-- BEGIN Data listing --

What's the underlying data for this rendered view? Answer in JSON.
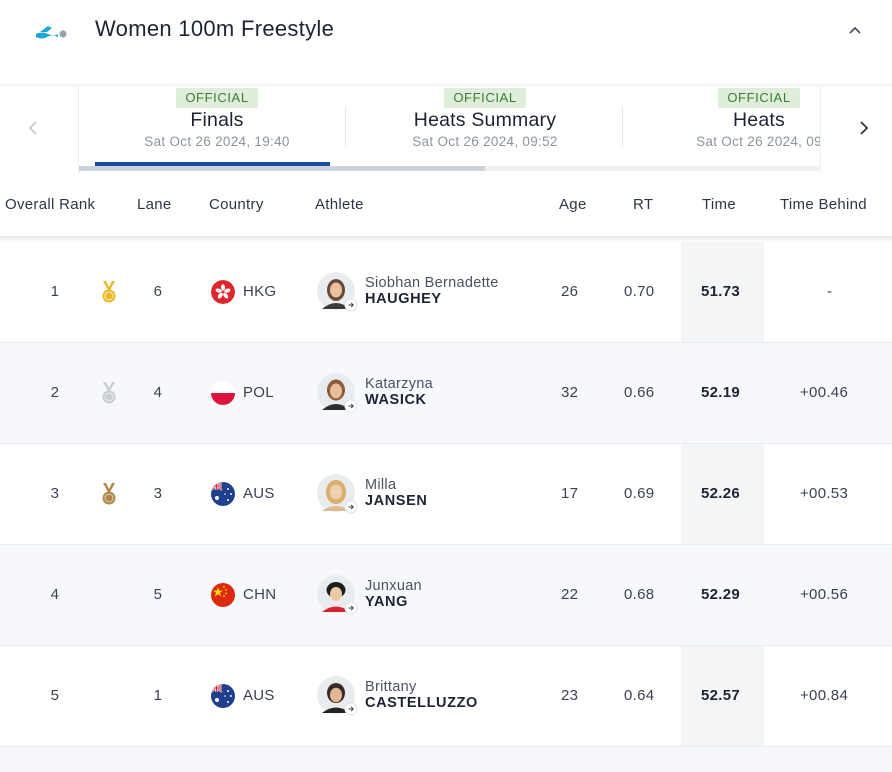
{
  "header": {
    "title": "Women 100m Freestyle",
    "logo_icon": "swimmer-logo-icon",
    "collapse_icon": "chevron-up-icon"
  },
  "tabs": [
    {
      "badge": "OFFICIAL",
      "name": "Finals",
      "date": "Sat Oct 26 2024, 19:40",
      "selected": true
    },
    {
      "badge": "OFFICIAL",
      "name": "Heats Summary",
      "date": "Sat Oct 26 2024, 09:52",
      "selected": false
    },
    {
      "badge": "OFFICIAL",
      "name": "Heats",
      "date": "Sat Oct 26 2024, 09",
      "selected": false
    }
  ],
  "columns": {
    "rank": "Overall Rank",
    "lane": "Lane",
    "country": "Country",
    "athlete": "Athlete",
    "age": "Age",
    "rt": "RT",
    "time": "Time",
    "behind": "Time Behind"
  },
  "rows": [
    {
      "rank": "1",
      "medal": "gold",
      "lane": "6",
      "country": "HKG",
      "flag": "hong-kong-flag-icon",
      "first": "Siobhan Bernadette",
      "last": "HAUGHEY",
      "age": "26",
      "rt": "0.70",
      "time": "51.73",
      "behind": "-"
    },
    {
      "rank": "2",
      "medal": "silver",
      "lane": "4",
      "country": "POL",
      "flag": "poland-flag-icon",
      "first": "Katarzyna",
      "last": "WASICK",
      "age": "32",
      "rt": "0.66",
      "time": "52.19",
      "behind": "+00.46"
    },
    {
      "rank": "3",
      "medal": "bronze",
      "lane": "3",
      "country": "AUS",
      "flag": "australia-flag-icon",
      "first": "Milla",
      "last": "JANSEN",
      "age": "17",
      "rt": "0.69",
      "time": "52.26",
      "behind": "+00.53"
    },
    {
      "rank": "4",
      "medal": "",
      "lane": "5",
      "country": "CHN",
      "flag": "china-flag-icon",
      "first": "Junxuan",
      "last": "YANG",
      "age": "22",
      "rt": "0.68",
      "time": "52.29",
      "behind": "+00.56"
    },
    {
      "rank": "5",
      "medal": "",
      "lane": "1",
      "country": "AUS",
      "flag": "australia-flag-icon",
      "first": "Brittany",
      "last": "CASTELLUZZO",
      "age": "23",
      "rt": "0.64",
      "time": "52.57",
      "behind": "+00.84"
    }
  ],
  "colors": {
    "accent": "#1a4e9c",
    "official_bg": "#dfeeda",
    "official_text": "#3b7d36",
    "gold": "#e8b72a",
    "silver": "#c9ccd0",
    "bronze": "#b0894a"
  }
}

-- END Data listing --
-- BEGIN Data listing --

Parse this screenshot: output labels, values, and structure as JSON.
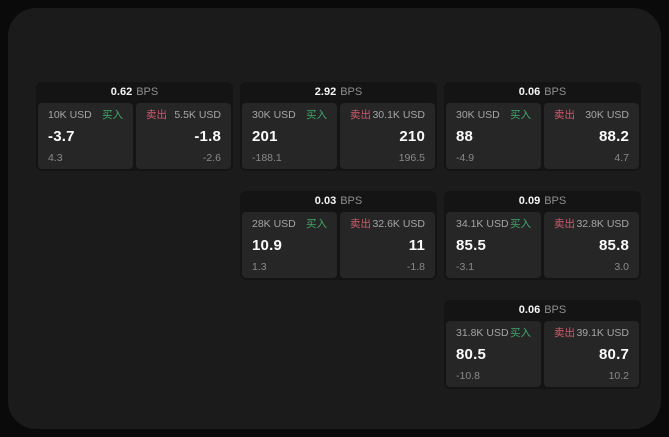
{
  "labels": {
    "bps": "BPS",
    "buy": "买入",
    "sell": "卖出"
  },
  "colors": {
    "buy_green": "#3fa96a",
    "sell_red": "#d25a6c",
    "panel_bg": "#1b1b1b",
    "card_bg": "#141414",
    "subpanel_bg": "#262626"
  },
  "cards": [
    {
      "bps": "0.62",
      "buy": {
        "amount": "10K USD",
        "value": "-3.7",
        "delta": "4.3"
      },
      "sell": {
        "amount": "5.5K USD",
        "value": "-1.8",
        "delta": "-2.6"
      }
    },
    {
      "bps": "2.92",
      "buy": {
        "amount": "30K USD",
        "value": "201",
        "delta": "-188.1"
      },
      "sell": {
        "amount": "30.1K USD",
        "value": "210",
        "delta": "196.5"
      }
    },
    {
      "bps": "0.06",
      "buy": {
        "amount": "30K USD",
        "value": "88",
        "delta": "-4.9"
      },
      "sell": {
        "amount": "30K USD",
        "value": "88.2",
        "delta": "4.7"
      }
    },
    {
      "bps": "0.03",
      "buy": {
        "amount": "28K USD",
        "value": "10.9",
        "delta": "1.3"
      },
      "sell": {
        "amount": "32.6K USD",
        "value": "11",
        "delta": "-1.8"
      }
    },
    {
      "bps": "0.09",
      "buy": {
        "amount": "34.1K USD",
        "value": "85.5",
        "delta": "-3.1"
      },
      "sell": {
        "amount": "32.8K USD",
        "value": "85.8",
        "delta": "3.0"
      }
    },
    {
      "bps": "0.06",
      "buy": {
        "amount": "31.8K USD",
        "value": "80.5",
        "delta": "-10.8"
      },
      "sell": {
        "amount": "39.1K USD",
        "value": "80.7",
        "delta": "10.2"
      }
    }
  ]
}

-- END Data listing --
-- BEGIN Data listing --

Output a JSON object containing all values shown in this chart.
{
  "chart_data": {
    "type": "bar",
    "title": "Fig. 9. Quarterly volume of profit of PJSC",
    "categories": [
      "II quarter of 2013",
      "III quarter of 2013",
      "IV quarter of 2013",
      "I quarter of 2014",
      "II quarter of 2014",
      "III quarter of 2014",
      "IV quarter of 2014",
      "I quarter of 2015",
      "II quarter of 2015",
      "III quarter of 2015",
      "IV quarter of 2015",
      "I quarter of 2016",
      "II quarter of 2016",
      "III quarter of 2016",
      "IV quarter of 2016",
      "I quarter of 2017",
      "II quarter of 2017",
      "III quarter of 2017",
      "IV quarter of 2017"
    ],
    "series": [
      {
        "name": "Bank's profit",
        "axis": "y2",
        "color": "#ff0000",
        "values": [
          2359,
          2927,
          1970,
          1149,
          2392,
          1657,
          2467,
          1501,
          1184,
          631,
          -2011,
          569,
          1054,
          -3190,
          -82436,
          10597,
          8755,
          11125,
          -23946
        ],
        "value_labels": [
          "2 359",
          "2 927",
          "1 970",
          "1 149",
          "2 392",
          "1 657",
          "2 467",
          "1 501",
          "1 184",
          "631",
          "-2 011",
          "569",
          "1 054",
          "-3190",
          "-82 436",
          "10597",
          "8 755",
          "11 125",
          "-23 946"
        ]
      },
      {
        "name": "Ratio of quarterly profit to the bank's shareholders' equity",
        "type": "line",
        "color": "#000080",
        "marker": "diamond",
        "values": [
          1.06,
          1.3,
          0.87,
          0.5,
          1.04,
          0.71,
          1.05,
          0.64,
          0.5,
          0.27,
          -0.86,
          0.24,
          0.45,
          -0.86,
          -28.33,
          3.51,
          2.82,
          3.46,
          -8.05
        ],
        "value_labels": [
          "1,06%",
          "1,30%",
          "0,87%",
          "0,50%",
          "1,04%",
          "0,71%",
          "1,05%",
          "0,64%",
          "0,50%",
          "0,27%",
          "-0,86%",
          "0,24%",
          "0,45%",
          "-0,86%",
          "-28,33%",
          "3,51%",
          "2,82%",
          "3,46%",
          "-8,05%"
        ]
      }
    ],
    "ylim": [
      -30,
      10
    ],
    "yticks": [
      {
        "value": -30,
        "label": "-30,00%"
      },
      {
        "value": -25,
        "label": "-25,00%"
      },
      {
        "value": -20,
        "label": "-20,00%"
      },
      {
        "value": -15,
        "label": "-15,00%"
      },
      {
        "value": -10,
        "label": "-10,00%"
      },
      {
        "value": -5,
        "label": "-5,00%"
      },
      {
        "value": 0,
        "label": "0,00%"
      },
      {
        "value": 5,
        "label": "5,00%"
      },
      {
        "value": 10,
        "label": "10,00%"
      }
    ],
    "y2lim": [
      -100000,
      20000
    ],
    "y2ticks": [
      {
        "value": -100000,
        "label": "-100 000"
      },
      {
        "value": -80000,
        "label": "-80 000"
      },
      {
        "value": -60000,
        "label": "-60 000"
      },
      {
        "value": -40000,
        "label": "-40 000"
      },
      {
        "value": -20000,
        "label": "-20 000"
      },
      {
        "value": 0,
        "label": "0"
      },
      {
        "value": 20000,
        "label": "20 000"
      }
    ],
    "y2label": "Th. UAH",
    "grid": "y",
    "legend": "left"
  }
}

-- END Data listing --

Reply with nothing except the number of lines in the listing above that include "flag".

5